● RECORDS SUPPLIED:
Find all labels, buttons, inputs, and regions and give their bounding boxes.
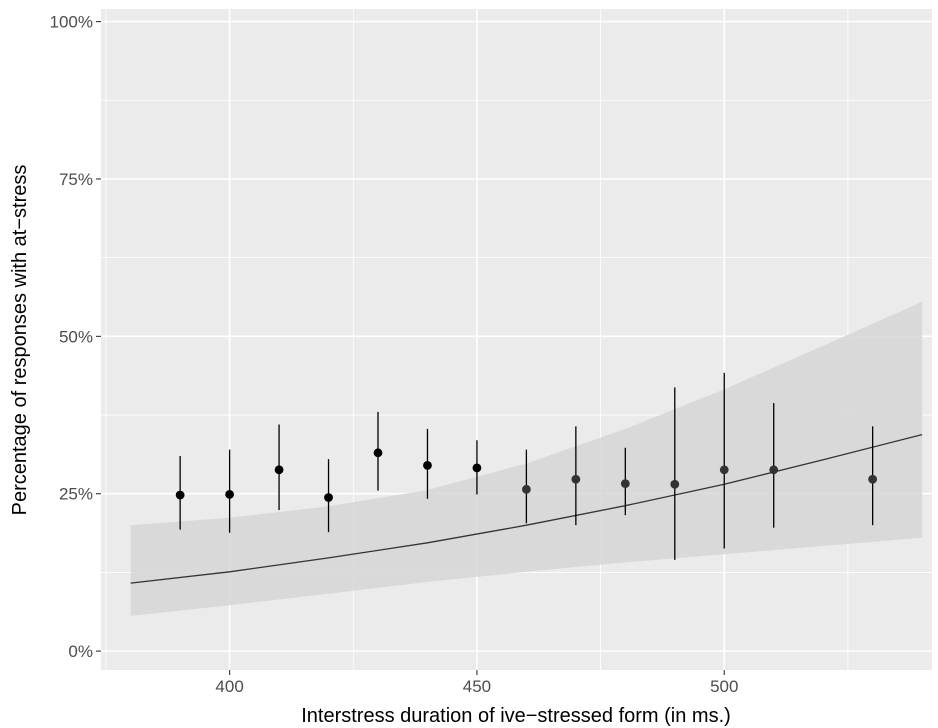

--

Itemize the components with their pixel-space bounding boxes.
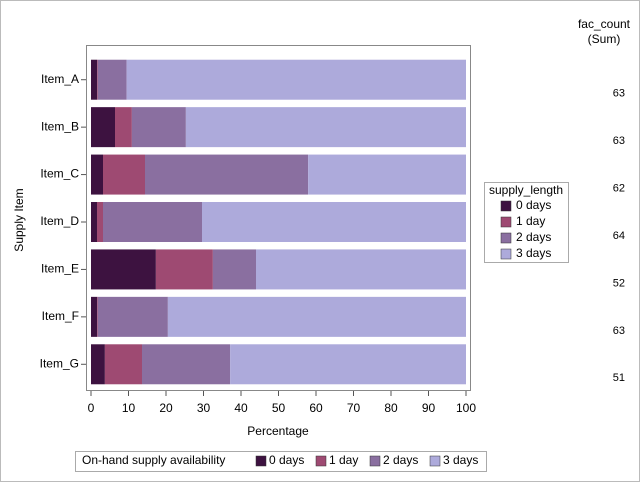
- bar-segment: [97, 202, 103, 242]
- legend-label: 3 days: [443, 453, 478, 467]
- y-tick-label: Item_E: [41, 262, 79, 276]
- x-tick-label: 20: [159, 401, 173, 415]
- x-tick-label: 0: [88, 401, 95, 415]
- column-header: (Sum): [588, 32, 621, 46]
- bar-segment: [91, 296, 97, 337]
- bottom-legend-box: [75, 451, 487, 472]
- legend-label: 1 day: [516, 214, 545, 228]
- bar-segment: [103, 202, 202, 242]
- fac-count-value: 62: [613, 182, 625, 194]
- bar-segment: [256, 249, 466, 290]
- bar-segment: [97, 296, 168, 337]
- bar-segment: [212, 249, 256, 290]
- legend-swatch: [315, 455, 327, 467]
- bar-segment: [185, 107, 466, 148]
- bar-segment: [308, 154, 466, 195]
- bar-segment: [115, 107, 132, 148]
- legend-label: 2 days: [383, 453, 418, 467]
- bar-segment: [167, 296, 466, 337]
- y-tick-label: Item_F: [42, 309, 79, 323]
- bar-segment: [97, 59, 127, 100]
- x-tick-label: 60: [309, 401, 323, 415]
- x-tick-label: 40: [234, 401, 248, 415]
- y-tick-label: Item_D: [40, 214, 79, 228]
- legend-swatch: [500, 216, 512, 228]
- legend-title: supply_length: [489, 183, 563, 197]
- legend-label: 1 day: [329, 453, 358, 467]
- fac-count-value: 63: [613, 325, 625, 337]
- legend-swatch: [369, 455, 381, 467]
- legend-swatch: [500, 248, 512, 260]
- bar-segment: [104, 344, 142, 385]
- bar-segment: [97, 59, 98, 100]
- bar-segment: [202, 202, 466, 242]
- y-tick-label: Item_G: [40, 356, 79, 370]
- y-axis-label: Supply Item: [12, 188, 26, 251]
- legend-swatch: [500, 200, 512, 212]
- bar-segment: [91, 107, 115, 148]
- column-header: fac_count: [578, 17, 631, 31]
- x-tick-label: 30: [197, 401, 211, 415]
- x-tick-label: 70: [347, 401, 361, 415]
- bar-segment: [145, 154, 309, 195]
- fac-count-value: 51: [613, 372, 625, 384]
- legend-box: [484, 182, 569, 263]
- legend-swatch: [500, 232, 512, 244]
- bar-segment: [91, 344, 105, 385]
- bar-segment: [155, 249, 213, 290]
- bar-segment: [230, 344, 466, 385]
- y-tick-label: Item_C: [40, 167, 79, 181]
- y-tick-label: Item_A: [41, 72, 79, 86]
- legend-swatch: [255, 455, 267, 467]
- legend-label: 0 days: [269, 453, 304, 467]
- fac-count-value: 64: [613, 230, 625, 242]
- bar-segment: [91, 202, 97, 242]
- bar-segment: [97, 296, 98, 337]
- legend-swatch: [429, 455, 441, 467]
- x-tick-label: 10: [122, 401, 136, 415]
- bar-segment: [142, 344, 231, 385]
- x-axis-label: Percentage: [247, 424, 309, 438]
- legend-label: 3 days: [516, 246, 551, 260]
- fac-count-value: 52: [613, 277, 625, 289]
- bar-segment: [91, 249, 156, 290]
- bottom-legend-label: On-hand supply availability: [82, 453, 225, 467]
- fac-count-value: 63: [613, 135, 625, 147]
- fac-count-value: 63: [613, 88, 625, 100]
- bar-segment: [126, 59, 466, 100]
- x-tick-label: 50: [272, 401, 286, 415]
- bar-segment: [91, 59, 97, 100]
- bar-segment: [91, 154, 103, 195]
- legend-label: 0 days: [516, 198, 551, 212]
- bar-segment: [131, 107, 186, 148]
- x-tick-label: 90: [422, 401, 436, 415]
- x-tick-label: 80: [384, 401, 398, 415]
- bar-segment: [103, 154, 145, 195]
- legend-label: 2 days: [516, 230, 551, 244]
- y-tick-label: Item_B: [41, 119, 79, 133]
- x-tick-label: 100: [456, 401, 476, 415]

...

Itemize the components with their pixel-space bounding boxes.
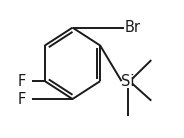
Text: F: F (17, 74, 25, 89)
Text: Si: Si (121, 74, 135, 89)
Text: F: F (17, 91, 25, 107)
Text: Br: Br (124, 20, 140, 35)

● TASK DESCRIPTION: How many lines in the entries above contain the string "header"? Case matters, so give only the number of lines where it appears with that exact capitalization.

● WRITTEN ANSWER: 2